Read the data and repeat all of it exactly.

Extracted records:
= = = = = = =

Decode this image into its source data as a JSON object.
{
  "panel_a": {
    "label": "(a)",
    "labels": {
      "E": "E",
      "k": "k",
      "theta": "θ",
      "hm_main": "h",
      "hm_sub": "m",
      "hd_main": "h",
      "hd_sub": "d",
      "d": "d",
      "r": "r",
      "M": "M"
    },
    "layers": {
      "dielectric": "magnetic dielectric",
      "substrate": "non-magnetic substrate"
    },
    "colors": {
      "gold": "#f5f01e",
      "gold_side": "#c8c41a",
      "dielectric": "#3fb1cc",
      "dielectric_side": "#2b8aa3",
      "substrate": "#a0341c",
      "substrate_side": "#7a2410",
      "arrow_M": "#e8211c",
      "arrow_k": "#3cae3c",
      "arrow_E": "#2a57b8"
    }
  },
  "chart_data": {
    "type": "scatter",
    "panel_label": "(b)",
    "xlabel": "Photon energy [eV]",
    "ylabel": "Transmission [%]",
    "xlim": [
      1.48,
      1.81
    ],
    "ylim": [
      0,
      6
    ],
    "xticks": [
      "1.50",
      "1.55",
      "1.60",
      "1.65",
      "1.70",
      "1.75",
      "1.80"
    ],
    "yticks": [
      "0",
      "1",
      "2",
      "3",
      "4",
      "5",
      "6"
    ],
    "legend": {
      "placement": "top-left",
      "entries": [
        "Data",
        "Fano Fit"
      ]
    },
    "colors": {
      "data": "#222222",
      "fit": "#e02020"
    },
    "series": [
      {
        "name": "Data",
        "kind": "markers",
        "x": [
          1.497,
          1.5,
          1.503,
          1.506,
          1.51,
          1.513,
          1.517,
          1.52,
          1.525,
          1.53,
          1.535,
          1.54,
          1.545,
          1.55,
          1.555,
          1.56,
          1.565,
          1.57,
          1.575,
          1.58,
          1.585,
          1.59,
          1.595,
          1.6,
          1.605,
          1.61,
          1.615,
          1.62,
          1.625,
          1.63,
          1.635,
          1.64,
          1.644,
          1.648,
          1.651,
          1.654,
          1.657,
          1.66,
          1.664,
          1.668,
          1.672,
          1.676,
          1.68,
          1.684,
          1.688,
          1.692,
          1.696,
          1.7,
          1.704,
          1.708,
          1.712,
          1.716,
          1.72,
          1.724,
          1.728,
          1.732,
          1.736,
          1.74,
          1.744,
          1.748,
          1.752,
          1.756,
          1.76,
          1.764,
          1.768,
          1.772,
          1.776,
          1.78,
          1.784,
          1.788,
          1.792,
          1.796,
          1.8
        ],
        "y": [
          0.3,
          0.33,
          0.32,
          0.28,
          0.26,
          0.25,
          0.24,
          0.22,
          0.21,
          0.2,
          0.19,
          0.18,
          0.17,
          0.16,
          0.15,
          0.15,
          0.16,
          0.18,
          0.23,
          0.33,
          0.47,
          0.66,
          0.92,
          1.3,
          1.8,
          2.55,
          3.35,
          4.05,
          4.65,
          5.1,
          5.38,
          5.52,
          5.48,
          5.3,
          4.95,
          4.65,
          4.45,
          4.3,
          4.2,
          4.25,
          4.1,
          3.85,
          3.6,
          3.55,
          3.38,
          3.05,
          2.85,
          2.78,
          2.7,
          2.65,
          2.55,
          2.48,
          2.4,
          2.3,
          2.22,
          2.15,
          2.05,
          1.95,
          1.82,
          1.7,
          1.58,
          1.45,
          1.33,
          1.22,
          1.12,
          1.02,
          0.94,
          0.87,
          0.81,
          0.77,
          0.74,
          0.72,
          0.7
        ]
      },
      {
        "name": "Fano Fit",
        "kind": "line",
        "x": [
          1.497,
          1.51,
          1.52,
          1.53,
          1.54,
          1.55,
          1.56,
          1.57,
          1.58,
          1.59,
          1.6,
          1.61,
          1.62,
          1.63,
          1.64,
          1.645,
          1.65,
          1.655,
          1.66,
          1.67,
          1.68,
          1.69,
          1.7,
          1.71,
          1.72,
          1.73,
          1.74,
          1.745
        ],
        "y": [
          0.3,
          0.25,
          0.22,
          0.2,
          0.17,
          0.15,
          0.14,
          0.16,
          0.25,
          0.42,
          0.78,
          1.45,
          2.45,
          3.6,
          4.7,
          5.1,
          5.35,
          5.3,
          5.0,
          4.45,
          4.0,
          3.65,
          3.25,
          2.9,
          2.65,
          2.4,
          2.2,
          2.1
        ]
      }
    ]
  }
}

= = = = = = =

*WORKED ANSWER:*
Decode this image into its source data as a JSON object.
{
  "panel_a": {
    "label": "(a)",
    "labels": {
      "E": "E",
      "k": "k",
      "theta": "θ",
      "hm_main": "h",
      "hm_sub": "m",
      "hd_main": "h",
      "hd_sub": "d",
      "d": "d",
      "r": "r",
      "M": "M"
    },
    "layers": {
      "dielectric": "magnetic dielectric",
      "substrate": "non-magnetic substrate"
    },
    "colors": {
      "gold": "#f5f01e",
      "gold_side": "#c8c41a",
      "dielectric": "#3fb1cc",
      "dielectric_side": "#2b8aa3",
      "substrate": "#a0341c",
      "substrate_side": "#7a2410",
      "arrow_M": "#e8211c",
      "arrow_k": "#3cae3c",
      "arrow_E": "#2a57b8"
    }
  },
  "chart_data": {
    "type": "scatter",
    "panel_label": "(b)",
    "xlabel": "Photon energy [eV]",
    "ylabel": "Transmission [%]",
    "xlim": [
      1.48,
      1.81
    ],
    "ylim": [
      0,
      6
    ],
    "xticks": [
      "1.50",
      "1.55",
      "1.60",
      "1.65",
      "1.70",
      "1.75",
      "1.80"
    ],
    "yticks": [
      "0",
      "1",
      "2",
      "3",
      "4",
      "5",
      "6"
    ],
    "legend": {
      "placement": "top-left",
      "entries": [
        "Data",
        "Fano Fit"
      ]
    },
    "colors": {
      "data": "#222222",
      "fit": "#e02020"
    },
    "series": [
      {
        "name": "Data",
        "kind": "markers",
        "x": [
          1.497,
          1.5,
          1.503,
          1.506,
          1.51,
          1.513,
          1.517,
          1.52,
          1.525,
          1.53,
          1.535,
          1.54,
          1.545,
          1.55,
          1.555,
          1.56,
          1.565,
          1.57,
          1.575,
          1.58,
          1.585,
          1.59,
          1.595,
          1.6,
          1.605,
          1.61,
          1.615,
          1.62,
          1.625,
          1.63,
          1.635,
          1.64,
          1.644,
          1.648,
          1.651,
          1.654,
          1.657,
          1.66,
          1.664,
          1.668,
          1.672,
          1.676,
          1.68,
          1.684,
          1.688,
          1.692,
          1.696,
          1.7,
          1.704,
          1.708,
          1.712,
          1.716,
          1.72,
          1.724,
          1.728,
          1.732,
          1.736,
          1.74,
          1.744,
          1.748,
          1.752,
          1.756,
          1.76,
          1.764,
          1.768,
          1.772,
          1.776,
          1.78,
          1.784,
          1.788,
          1.792,
          1.796,
          1.8
        ],
        "y": [
          0.3,
          0.33,
          0.32,
          0.28,
          0.26,
          0.25,
          0.24,
          0.22,
          0.21,
          0.2,
          0.19,
          0.18,
          0.17,
          0.16,
          0.15,
          0.15,
          0.16,
          0.18,
          0.23,
          0.33,
          0.47,
          0.66,
          0.92,
          1.3,
          1.8,
          2.55,
          3.35,
          4.05,
          4.65,
          5.1,
          5.38,
          5.52,
          5.48,
          5.3,
          4.95,
          4.65,
          4.45,
          4.3,
          4.2,
          4.25,
          4.1,
          3.85,
          3.6,
          3.55,
          3.38,
          3.05,
          2.85,
          2.78,
          2.7,
          2.65,
          2.55,
          2.48,
          2.4,
          2.3,
          2.22,
          2.15,
          2.05,
          1.95,
          1.82,
          1.7,
          1.58,
          1.45,
          1.33,
          1.22,
          1.12,
          1.02,
          0.94,
          0.87,
          0.81,
          0.77,
          0.74,
          0.72,
          0.7
        ]
      },
      {
        "name": "Fano Fit",
        "kind": "line",
        "x": [
          1.497,
          1.51,
          1.52,
          1.53,
          1.54,
          1.55,
          1.56,
          1.57,
          1.58,
          1.59,
          1.6,
          1.61,
          1.62,
          1.63,
          1.64,
          1.645,
          1.65,
          1.655,
          1.66,
          1.67,
          1.68,
          1.69,
          1.7,
          1.71,
          1.72,
          1.73,
          1.74,
          1.745
        ],
        "y": [
          0.3,
          0.25,
          0.22,
          0.2,
          0.17,
          0.15,
          0.14,
          0.16,
          0.25,
          0.42,
          0.78,
          1.45,
          2.45,
          3.6,
          4.7,
          5.1,
          5.35,
          5.3,
          5.0,
          4.45,
          4.0,
          3.65,
          3.25,
          2.9,
          2.65,
          2.4,
          2.2,
          2.1
        ]
      }
    ]
  }
}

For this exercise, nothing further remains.